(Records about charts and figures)
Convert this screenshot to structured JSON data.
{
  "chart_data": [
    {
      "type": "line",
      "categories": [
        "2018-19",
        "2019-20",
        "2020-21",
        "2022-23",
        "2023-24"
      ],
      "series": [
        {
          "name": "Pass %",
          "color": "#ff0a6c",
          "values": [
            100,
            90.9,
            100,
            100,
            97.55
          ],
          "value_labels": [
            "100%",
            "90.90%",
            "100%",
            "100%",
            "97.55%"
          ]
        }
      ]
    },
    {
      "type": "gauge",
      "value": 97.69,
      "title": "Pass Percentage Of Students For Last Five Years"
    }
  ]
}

- [Exercise prompt]
Retype the entries exactly, including every line.

- [Expected answer]
Convert this screenshot to structured JSON data.
{
  "chart_data": [
    {
      "type": "line",
      "categories": [
        "2018-19",
        "2019-20",
        "2020-21",
        "2022-23",
        "2023-24"
      ],
      "series": [
        {
          "name": "Pass %",
          "color": "#ff0a6c",
          "values": [
            100,
            90.9,
            100,
            100,
            97.55
          ],
          "value_labels": [
            "100%",
            "90.90%",
            "100%",
            "100%",
            "97.55%"
          ]
        }
      ]
    },
    {
      "type": "gauge",
      "value": 97.69,
      "title": "Pass Percentage Of Students For Last Five Years"
    }
  ]
}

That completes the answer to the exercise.